(INSTRUCTIONS FOR THE TASK)
Could you return every record below without changing a word?

Records contained in a dataset:
-----
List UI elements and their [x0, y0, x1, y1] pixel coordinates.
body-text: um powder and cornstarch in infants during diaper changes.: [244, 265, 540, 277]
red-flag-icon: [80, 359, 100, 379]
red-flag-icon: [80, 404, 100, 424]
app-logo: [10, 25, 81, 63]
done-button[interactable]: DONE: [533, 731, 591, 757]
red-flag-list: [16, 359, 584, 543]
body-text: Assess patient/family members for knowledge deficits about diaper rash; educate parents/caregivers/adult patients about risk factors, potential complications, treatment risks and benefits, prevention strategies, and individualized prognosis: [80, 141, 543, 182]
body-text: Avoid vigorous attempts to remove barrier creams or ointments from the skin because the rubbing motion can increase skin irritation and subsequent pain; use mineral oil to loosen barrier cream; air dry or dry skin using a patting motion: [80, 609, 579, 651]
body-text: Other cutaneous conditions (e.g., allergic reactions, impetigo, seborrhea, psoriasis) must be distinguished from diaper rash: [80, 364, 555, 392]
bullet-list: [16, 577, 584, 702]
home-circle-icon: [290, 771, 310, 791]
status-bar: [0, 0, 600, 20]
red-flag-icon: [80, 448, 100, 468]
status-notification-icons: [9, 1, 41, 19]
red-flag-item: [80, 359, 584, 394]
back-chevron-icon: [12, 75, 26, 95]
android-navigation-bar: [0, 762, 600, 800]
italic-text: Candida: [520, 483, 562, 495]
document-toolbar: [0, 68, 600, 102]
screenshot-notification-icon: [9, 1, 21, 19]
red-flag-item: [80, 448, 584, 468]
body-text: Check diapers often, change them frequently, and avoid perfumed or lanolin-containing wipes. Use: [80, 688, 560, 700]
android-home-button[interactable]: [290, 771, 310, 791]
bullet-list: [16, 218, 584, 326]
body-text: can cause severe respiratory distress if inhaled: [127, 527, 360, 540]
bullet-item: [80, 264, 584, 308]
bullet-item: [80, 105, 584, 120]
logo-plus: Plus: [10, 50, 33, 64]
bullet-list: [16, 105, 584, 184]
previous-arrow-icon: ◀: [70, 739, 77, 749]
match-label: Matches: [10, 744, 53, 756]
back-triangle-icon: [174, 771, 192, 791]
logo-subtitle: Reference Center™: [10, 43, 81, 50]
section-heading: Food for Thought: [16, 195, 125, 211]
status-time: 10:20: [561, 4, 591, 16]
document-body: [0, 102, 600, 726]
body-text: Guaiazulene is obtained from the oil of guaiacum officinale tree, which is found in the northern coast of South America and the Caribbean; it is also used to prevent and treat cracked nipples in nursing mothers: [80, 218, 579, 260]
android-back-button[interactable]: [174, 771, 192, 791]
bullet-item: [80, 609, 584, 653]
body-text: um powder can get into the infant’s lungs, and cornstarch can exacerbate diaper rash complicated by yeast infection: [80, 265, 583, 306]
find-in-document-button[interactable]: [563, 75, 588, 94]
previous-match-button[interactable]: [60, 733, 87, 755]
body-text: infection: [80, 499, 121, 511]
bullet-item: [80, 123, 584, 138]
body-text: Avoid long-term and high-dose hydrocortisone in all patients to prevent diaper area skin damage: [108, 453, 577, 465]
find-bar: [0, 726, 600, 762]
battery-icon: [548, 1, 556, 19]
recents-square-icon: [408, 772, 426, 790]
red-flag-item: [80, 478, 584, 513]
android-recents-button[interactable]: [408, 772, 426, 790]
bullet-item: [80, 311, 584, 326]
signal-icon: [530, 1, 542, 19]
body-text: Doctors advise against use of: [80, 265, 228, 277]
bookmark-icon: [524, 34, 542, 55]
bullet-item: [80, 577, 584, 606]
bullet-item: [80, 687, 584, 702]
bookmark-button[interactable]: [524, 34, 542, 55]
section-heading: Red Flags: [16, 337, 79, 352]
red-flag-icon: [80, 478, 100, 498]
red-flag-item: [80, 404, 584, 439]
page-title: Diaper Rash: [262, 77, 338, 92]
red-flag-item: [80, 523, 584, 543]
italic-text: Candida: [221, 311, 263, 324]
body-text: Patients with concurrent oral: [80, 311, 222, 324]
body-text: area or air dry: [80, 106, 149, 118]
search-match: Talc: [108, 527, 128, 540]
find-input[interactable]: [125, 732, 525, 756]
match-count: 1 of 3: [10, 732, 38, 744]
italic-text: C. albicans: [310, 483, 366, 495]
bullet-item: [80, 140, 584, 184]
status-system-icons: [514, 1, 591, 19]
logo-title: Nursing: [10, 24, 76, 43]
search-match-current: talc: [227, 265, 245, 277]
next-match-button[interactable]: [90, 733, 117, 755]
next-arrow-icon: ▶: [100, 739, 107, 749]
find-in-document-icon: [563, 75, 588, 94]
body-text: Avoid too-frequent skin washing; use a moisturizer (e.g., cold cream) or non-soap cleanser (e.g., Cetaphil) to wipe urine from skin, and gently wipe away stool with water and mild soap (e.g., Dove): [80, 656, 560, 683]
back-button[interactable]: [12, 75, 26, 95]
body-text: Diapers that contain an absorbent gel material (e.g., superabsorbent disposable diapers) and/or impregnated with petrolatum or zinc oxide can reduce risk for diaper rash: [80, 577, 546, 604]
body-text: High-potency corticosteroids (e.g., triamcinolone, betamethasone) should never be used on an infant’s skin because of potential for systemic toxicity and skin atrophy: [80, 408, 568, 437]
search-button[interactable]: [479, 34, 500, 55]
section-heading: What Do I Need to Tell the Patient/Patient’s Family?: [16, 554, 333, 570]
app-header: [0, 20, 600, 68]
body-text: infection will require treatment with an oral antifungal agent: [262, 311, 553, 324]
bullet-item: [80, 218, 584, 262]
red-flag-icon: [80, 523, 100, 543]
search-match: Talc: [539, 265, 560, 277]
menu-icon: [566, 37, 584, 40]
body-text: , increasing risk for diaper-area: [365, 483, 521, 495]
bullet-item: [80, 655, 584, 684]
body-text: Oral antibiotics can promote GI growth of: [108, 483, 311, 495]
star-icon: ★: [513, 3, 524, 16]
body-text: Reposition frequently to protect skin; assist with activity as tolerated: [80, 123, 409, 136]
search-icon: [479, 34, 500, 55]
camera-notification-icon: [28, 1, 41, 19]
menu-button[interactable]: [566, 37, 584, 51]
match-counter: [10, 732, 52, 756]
-----
(SOLUTION TO THIS EXERCISE)
List UI elements and their [x0, y0, x1, y1] pixel coordinates.
body-text: um powder and cornstarch in infants during diaper changes.: [244, 265, 540, 277]
red-flag-icon: [80, 359, 100, 379]
red-flag-icon: [80, 404, 100, 424]
app-logo: [10, 25, 81, 63]
done-button[interactable]: DONE: [533, 731, 591, 757]
red-flag-list: [16, 359, 584, 543]
body-text: Assess patient/family members for knowledge deficits about diaper rash; educate parents/caregivers/adult patients about risk factors, potential complications, treatment risks and benefits, prevention strategies, and individualized prognosis: [80, 141, 543, 182]
body-text: Avoid vigorous attempts to remove barrier creams or ointments from the skin because the rubbing motion can increase skin irritation and subsequent pain; use mineral oil to loosen barrier cream; air dry or dry skin using a patting motion: [80, 609, 579, 651]
body-text: Other cutaneous conditions (e.g., allergic reactions, impetigo, seborrhea, psoriasis) must be distinguished from diaper rash: [80, 364, 555, 392]
bullet-list: [16, 577, 584, 702]
home-circle-icon: [290, 771, 310, 791]
status-bar: [0, 0, 600, 20]
red-flag-icon: [80, 448, 100, 468]
status-notification-icons: [9, 1, 41, 19]
red-flag-item: [80, 359, 584, 394]
back-chevron-icon: [12, 75, 26, 95]
android-navigation-bar: [0, 762, 600, 800]
italic-text: Candida: [520, 483, 562, 495]
document-toolbar: [0, 68, 600, 102]
screenshot-notification-icon: [9, 1, 21, 19]
red-flag-item: [80, 448, 584, 468]
body-text: Check diapers often, change them frequently, and avoid perfumed or lanolin-containing wipes. Use: [80, 688, 560, 700]
android-home-button[interactable]: [290, 771, 310, 791]
bullet-list: [16, 218, 584, 326]
body-text: can cause severe respiratory distress if inhaled: [127, 527, 360, 540]
bullet-item: [80, 264, 584, 308]
bullet-item: [80, 105, 584, 120]
logo-plus: Plus: [10, 50, 33, 64]
bullet-list: [16, 105, 584, 184]
previous-arrow-icon: ◀: [70, 739, 77, 749]
match-label: Matches: [10, 744, 53, 756]
back-triangle-icon: [174, 771, 192, 791]
logo-subtitle: Reference Center™: [10, 43, 81, 50]
section-heading: Food for Thought: [16, 195, 125, 211]
status-time: 10:20: [561, 4, 591, 16]
document-body: [0, 102, 600, 726]
body-text: Guaiazulene is obtained from the oil of guaiacum officinale tree, which is found in the northern coast of South America and the Caribbean; it is also used to prevent and treat cracked nipples in nursing mothers: [80, 218, 579, 260]
android-back-button[interactable]: [174, 771, 192, 791]
bullet-item: [80, 609, 584, 653]
body-text: um powder can get into the infant’s lungs, and cornstarch can exacerbate diaper rash complicated by yeast infection: [80, 265, 583, 306]
find-in-document-button[interactable]: [563, 75, 588, 94]
previous-match-button[interactable]: [60, 733, 87, 755]
body-text: infection: [80, 499, 121, 511]
bullet-item: [80, 123, 584, 138]
body-text: Avoid long-term and high-dose hydrocortisone in all patients to prevent diaper area skin damage: [108, 453, 577, 465]
find-bar: [0, 726, 600, 762]
battery-icon: [548, 1, 556, 19]
recents-square-icon: [408, 772, 426, 790]
red-flag-item: [80, 478, 584, 513]
android-recents-button[interactable]: [408, 772, 426, 790]
bullet-item: [80, 311, 584, 326]
signal-icon: [530, 1, 542, 19]
body-text: Doctors advise against use of: [80, 265, 228, 277]
bookmark-icon: [524, 34, 542, 55]
bullet-item: [80, 577, 584, 606]
bullet-item: [80, 687, 584, 702]
bookmark-button[interactable]: [524, 34, 542, 55]
section-heading: Red Flags: [16, 337, 79, 352]
red-flag-icon: [80, 478, 100, 498]
red-flag-item: [80, 404, 584, 439]
page-title: Diaper Rash: [262, 77, 338, 92]
red-flag-item: [80, 523, 584, 543]
italic-text: Candida: [221, 311, 263, 324]
body-text: Patients with concurrent oral: [80, 311, 222, 324]
body-text: area or air dry: [80, 106, 149, 118]
search-match: Talc: [108, 527, 128, 540]
find-input[interactable]: [125, 732, 525, 756]
match-count: 1 of 3: [10, 732, 38, 744]
italic-text: C. albicans: [310, 483, 366, 495]
bullet-item: [80, 140, 584, 184]
status-system-icons: [514, 1, 591, 19]
logo-title: Nursing: [10, 24, 76, 43]
search-match-current: talc: [227, 265, 245, 277]
next-match-button[interactable]: [90, 733, 117, 755]
next-arrow-icon: ▶: [100, 739, 107, 749]
find-in-document-icon: [563, 75, 588, 94]
body-text: Avoid too-frequent skin washing; use a moisturizer (e.g., cold cream) or non-soap cleanser (e.g., Cetaphil) to wipe urine from skin, and gently wipe away stool with water and mild soap (e.g., Dove): [80, 656, 560, 683]
back-button[interactable]: [12, 75, 26, 95]
body-text: Diapers that contain an absorbent gel material (e.g., superabsorbent disposable diapers) and/or impregnated with petrolatum or zinc oxide can reduce risk for diaper rash: [80, 577, 546, 604]
body-text: High-potency corticosteroids (e.g., triamcinolone, betamethasone) should never be used on an infant’s skin because of potential for systemic toxicity and skin atrophy: [80, 408, 568, 437]
search-button[interactable]: [479, 34, 500, 55]
section-heading: What Do I Need to Tell the Patient/Patient’s Family?: [16, 554, 333, 570]
app-header: [0, 20, 600, 68]
body-text: infection will require treatment with an oral antifungal agent: [262, 311, 553, 324]
bullet-item: [80, 218, 584, 262]
red-flag-icon: [80, 523, 100, 543]
search-match: Talc: [539, 265, 560, 277]
menu-icon: [566, 37, 584, 40]
body-text: , increasing risk for diaper-area: [365, 483, 521, 495]
bullet-item: [80, 655, 584, 684]
body-text: Oral antibiotics can promote GI growth of: [108, 483, 311, 495]
star-icon: ★: [513, 3, 524, 16]
body-text: Reposition frequently to protect skin; assist with activity as tolerated: [80, 123, 409, 136]
search-icon: [479, 34, 500, 55]
camera-notification-icon: [28, 1, 41, 19]
menu-button[interactable]: [566, 37, 584, 51]
match-counter: [10, 732, 52, 756]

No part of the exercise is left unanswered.